WRITTEN INSTRUCTION >> Print every record below exactly as written.

** start of RECORDS **

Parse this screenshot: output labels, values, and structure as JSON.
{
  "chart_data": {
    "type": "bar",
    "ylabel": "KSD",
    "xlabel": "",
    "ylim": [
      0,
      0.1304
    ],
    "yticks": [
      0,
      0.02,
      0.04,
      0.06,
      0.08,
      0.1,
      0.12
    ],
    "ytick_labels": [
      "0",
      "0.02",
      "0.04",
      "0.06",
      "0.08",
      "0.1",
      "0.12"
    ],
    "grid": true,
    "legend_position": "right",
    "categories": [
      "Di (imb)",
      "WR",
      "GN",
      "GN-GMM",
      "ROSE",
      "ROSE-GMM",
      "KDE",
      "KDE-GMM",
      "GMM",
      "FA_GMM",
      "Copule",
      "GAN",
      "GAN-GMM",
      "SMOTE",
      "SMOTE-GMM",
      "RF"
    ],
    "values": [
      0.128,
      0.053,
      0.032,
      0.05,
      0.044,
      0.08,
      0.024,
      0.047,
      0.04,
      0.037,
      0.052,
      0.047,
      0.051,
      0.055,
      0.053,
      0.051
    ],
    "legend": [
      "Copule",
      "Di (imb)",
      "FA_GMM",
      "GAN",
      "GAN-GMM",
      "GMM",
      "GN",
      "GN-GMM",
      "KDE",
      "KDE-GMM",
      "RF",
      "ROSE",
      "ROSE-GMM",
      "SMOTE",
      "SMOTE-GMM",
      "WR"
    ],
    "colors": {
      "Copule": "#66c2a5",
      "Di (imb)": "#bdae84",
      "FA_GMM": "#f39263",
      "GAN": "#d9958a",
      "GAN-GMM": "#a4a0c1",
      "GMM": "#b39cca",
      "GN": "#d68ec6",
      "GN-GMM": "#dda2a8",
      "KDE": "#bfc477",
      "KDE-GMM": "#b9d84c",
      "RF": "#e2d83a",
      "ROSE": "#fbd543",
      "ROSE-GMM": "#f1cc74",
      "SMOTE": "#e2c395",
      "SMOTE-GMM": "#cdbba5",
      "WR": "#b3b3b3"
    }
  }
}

** end of RECORDS **

TASK SOLUTION >>
Parse this screenshot: output labels, values, and structure as JSON.
{
  "chart_data": {
    "type": "bar",
    "ylabel": "KSD",
    "xlabel": "",
    "ylim": [
      0,
      0.1304
    ],
    "yticks": [
      0,
      0.02,
      0.04,
      0.06,
      0.08,
      0.1,
      0.12
    ],
    "ytick_labels": [
      "0",
      "0.02",
      "0.04",
      "0.06",
      "0.08",
      "0.1",
      "0.12"
    ],
    "grid": true,
    "legend_position": "right",
    "categories": [
      "Di (imb)",
      "WR",
      "GN",
      "GN-GMM",
      "ROSE",
      "ROSE-GMM",
      "KDE",
      "KDE-GMM",
      "GMM",
      "FA_GMM",
      "Copule",
      "GAN",
      "GAN-GMM",
      "SMOTE",
      "SMOTE-GMM",
      "RF"
    ],
    "values": [
      0.128,
      0.053,
      0.032,
      0.05,
      0.044,
      0.08,
      0.024,
      0.047,
      0.04,
      0.037,
      0.052,
      0.047,
      0.051,
      0.055,
      0.053,
      0.051
    ],
    "legend": [
      "Copule",
      "Di (imb)",
      "FA_GMM",
      "GAN",
      "GAN-GMM",
      "GMM",
      "GN",
      "GN-GMM",
      "KDE",
      "KDE-GMM",
      "RF",
      "ROSE",
      "ROSE-GMM",
      "SMOTE",
      "SMOTE-GMM",
      "WR"
    ],
    "colors": {
      "Copule": "#66c2a5",
      "Di (imb)": "#bdae84",
      "FA_GMM": "#f39263",
      "GAN": "#d9958a",
      "GAN-GMM": "#a4a0c1",
      "GMM": "#b39cca",
      "GN": "#d68ec6",
      "GN-GMM": "#dda2a8",
      "KDE": "#bfc477",
      "KDE-GMM": "#b9d84c",
      "RF": "#e2d83a",
      "ROSE": "#fbd543",
      "ROSE-GMM": "#f1cc74",
      "SMOTE": "#e2c395",
      "SMOTE-GMM": "#cdbba5",
      "WR": "#b3b3b3"
    }
  }
}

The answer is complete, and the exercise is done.